GIVEN TASK A:
In the pillow block forum thread, what series and model is BGhoney's machine?
GIVEN TASK B:
Reproduce the pillow block forum thread word for word, starting at "Yup thats the" and ending at "(Jun 23, 2009)".

SUPPLIED PASSAGE:

# Maxant Pillow Block link



## MAXANT (Sep 13, 2008)

1/4" flat head bolt

you must be referring to the home made pillow block?
http://people.ne.mediaone.net/honeyhouse/index.html That website has been down for some time.
This link has the picture of the MPB
http://www.beesource.com/build-it-yourself/modified-pillow-block-bar-for-maxant-chain-uncapper/

All Chain uncappers come standard with this, why they didnt 5+ years ago is beyond me.


----------



## BGhoney (Sep 26, 2007)

Yup thats the pictue. Every link on the Internet sends me to that one, Just cant see how its installed. The link dosnt work. It must bolt to the machine, then the 2 loops that hold the chain bearings bolt into the slots on the block, As soon as the shop is done building it, I'll try and figure what bolts will fit into that tiny angled wedge. 

The Machine I got is series 1700 model 1

So probably not new.. runs good, no honey yet..


----------



## peacekeeperapiaries (Jun 23, 2009)

please let me know how this works out for you. I have aquired and older MAXANT chain uncapper. I like using it and it works pretty well depth wise on med frames but boy does it dig deep on the deep frames. I figured building the pillow block would help.


----------



## RDY-B (May 20, 2007)

Cant you just change the bearing to a PILLOWBLOCK BEARING-thats all mine came with-gives you the adjustment needed-just match the shaft size-I know this piece that you speak of(the pillow block you are having made) has been done sucesfuly but I cant help but wonder what is going to happen- wont that raise the rells up -wont the chains hit the gaurd  what exactly dose the old style look like-these bearings are inexspensive  somthing to think about
http://www.google.com/products?client=safari&q=pillow+block+bearing&oe=UTF-8&show=dd&sa=N&start=0

http://www.ronshomeandhardware.com/3-4-Pill-Block-Bearing-p/479355.htm?click=1014
 RDY-B
http://www.triangleoshkosh.com/asse...lock-mounted-bearing-extra-strength-beh8a.pdf
http://www.triangleoshkosh.com/eng/...sleeve-bearings/pillow-block-mounted-bearings


----------



## BGhoney (Sep 26, 2007)

It will raise the reels a little , I think. Not sure why a retro kit isn't offered. The guys that are building it, are not real excited about having to punch, and grind, solid stainless steel. It will cost me a couple of pizzas.

[Dataset records]
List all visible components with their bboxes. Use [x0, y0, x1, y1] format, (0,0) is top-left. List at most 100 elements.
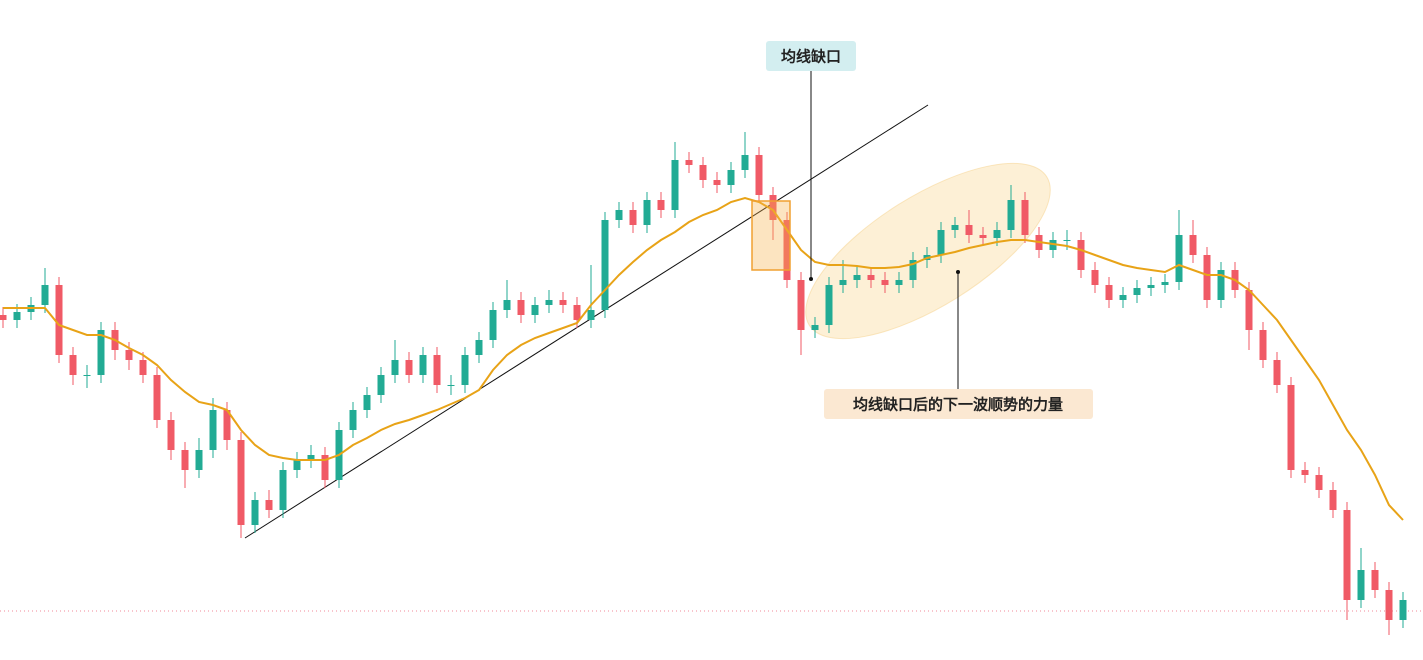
candle-body	[573, 305, 581, 320]
candle-body	[979, 235, 987, 238]
candle-body	[13, 312, 21, 320]
candle-body	[601, 220, 609, 310]
candle-body	[1385, 590, 1393, 620]
candle-body	[839, 280, 847, 285]
trend-line	[244, 104, 929, 539]
candle-body	[125, 350, 133, 360]
candle-body	[405, 360, 413, 375]
candle-body	[1147, 285, 1155, 288]
candle-body	[951, 225, 959, 230]
candle-body	[1357, 570, 1365, 600]
candle-body	[881, 280, 889, 285]
candle-body	[419, 355, 427, 375]
candle-body	[769, 195, 777, 220]
candle-body	[643, 200, 651, 225]
candle-body	[97, 330, 105, 375]
candle-body	[209, 410, 217, 450]
candle-body	[755, 155, 763, 195]
candle-body	[363, 395, 371, 410]
candle-body	[1007, 200, 1015, 230]
candle-body	[909, 260, 917, 280]
candle-body	[587, 310, 595, 320]
candle-body	[1189, 235, 1197, 255]
gap-box	[751, 200, 791, 271]
candle-body	[1287, 385, 1295, 470]
candle-body	[167, 420, 175, 450]
candle-body	[657, 200, 665, 210]
candle-body	[279, 470, 287, 510]
candle-body	[489, 310, 497, 340]
candle-body	[153, 375, 161, 420]
candle-body	[825, 285, 833, 325]
candle-body	[447, 385, 455, 386]
note-box	[824, 389, 1093, 419]
candle-body	[531, 305, 539, 315]
candle-body	[475, 340, 483, 355]
candle-body	[783, 220, 791, 280]
candle-body	[699, 165, 707, 180]
candle-body	[139, 360, 147, 375]
candle-body	[461, 355, 469, 385]
candle-body	[83, 375, 91, 376]
candle-body	[223, 410, 231, 440]
candle-body	[713, 180, 721, 185]
candle-body	[965, 225, 973, 235]
candle-body	[251, 500, 259, 525]
candle-body	[1021, 200, 1029, 235]
candle-body	[433, 355, 441, 385]
candle-body	[1343, 510, 1351, 600]
candle-body	[1315, 475, 1323, 490]
candle-body	[181, 450, 189, 470]
callout-dot	[809, 277, 813, 281]
candle-body	[1203, 255, 1211, 300]
candle-body	[1399, 600, 1407, 620]
candle-body	[293, 460, 301, 470]
candle-body	[517, 300, 525, 315]
candle-body	[1245, 290, 1253, 330]
candle-body	[615, 210, 623, 220]
candle-body	[69, 355, 77, 375]
annotation: 均线缺口后的下一波顺势的力量	[853, 396, 1063, 414]
candle-body	[1077, 240, 1085, 270]
candle-body	[853, 275, 861, 280]
candle-body	[867, 275, 875, 280]
candle-body	[1133, 288, 1141, 295]
candle-body	[671, 160, 679, 210]
candle-body	[1161, 282, 1169, 285]
candle-body	[265, 500, 273, 510]
note-box	[766, 41, 856, 71]
candle-body	[727, 170, 735, 185]
callout-dot	[956, 270, 960, 274]
candle-body	[377, 375, 385, 395]
candle-body	[1273, 360, 1281, 385]
annotation: 均线缺口	[781, 48, 841, 66]
candle-body	[307, 455, 315, 460]
candle-body	[1259, 330, 1267, 360]
candle-body	[0, 315, 7, 320]
candle-body	[55, 285, 63, 355]
candle-body	[685, 160, 693, 165]
candle-body	[349, 410, 357, 430]
candle-body	[41, 285, 49, 305]
candle-body	[237, 440, 245, 525]
candle-body	[1105, 285, 1113, 300]
candle-body	[895, 280, 903, 285]
candle-body	[321, 455, 329, 480]
candle-body	[503, 300, 511, 310]
candle-body	[391, 360, 399, 375]
candle-body	[1371, 570, 1379, 590]
candle-body	[559, 300, 567, 305]
candle-body	[741, 155, 749, 170]
candle-body	[993, 230, 1001, 238]
candle-body	[1091, 270, 1099, 285]
candle-body	[937, 230, 945, 255]
candle-body	[1329, 490, 1337, 510]
candle-body	[629, 210, 637, 225]
candle-body	[1119, 295, 1127, 300]
candle-body	[1301, 470, 1309, 475]
candle-body	[811, 325, 819, 330]
moving-average	[3, 196, 1404, 521]
candle-body	[195, 450, 203, 470]
candle-body	[1217, 270, 1225, 300]
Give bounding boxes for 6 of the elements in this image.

TASK RESPONSE A:
Series 1700, model 1.

TASK RESPONSE B:
Yup thats the pictue. Every link on the Internet sends me to that one, Just cant see how its installed. The link dosnt work. It must bolt to the machine, then the 2 loops that hold the chain bearings bolt into the slots on the block, As soon as the shop is done building it, I'll try and figure what bolts will fit into that tiny angled wedge. 

The Machine I got is series 1700 model 1

So probably not new.. runs good, no honey yet..


----------



## peacekeeperapiaries (Jun 23, 2009)